▸ Exercise details
Give back the line where "Extract the structured" appears and all the lines after it until the listing ends, unchanged and with nothing else.

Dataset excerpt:
►

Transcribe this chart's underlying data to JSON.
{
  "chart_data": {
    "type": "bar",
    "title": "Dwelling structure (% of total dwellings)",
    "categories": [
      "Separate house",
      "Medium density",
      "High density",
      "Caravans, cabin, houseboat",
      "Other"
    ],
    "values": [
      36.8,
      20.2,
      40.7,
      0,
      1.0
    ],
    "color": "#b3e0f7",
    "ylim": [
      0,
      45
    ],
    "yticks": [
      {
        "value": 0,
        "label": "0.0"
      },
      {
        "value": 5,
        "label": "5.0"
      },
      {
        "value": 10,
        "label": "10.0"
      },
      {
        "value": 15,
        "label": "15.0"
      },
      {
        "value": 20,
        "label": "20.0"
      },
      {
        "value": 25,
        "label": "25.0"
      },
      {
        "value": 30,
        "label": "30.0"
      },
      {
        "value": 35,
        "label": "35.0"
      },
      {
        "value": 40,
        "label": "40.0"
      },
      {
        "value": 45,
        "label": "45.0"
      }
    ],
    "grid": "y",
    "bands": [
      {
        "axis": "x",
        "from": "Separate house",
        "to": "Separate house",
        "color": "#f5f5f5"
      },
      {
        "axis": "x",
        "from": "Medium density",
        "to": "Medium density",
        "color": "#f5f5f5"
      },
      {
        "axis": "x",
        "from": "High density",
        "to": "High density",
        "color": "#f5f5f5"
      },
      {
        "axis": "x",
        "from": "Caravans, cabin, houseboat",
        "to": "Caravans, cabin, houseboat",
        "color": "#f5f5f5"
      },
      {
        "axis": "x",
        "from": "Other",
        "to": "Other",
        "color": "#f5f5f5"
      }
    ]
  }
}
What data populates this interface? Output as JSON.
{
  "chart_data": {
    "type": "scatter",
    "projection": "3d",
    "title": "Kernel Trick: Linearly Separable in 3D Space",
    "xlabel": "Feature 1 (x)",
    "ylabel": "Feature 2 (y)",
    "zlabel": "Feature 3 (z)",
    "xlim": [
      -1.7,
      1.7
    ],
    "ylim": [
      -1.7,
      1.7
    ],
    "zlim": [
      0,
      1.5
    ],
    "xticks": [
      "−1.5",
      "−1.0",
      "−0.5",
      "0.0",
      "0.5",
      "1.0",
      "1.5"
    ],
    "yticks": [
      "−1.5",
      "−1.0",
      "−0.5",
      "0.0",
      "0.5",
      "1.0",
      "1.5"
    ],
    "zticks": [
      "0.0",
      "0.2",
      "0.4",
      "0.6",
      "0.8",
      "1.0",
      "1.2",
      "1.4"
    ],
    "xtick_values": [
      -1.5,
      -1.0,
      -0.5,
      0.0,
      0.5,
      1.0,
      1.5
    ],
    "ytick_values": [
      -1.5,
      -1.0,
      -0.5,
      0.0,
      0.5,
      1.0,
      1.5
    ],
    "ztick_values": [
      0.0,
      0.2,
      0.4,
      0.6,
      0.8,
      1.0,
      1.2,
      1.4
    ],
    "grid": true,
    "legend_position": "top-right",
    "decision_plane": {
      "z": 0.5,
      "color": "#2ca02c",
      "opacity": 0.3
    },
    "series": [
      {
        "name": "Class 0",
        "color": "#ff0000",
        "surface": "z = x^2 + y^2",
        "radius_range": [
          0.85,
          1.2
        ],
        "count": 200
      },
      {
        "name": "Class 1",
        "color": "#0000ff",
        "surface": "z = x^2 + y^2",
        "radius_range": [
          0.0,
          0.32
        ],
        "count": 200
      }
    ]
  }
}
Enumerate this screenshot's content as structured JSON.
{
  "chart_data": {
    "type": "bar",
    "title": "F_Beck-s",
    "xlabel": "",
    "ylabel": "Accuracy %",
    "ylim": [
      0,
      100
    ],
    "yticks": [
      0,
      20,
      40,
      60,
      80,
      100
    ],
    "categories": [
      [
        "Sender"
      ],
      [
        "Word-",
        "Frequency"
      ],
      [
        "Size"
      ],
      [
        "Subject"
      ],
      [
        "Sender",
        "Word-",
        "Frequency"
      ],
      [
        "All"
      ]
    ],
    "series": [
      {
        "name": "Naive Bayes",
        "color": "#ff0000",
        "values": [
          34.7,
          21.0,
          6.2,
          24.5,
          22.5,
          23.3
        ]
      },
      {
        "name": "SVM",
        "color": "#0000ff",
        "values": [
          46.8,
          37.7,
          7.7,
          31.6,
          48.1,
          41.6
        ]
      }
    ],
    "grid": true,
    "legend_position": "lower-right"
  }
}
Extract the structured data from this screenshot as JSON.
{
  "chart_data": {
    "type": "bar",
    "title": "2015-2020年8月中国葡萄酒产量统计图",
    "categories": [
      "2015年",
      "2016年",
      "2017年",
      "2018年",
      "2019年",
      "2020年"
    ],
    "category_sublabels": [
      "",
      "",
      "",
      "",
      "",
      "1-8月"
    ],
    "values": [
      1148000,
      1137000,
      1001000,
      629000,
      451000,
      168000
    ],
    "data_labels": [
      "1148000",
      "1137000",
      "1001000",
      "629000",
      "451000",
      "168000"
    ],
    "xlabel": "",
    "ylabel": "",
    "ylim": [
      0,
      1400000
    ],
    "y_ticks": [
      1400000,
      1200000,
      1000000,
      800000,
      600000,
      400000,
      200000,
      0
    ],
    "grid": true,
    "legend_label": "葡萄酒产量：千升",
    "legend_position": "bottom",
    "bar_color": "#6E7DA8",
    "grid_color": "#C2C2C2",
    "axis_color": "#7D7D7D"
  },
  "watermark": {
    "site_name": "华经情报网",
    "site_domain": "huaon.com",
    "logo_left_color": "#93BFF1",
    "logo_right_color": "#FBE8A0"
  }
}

◄

▸ Task answer
Extract the structured data from this screenshot as JSON.
{
  "chart_data": {
    "type": "bar",
    "title": "2015-2020年8月中国葡萄酒产量统计图",
    "categories": [
      "2015年",
      "2016年",
      "2017年",
      "2018年",
      "2019年",
      "2020年"
    ],
    "category_sublabels": [
      "",
      "",
      "",
      "",
      "",
      "1-8月"
    ],
    "values": [
      1148000,
      1137000,
      1001000,
      629000,
      451000,
      168000
    ],
    "data_labels": [
      "1148000",
      "1137000",
      "1001000",
      "629000",
      "451000",
      "168000"
    ],
    "xlabel": "",
    "ylabel": "",
    "ylim": [
      0,
      1400000
    ],
    "y_ticks": [
      1400000,
      1200000,
      1000000,
      800000,
      600000,
      400000,
      200000,
      0
    ],
    "grid": true,
    "legend_label": "葡萄酒产量：千升",
    "legend_position": "bottom",
    "bar_color": "#6E7DA8",
    "grid_color": "#C2C2C2",
    "axis_color": "#7D7D7D"
  },
  "watermark": {
    "site_name": "华经情报网",
    "site_domain": "huaon.com",
    "logo_left_color": "#93BFF1",
    "logo_right_color": "#FBE8A0"
  }
}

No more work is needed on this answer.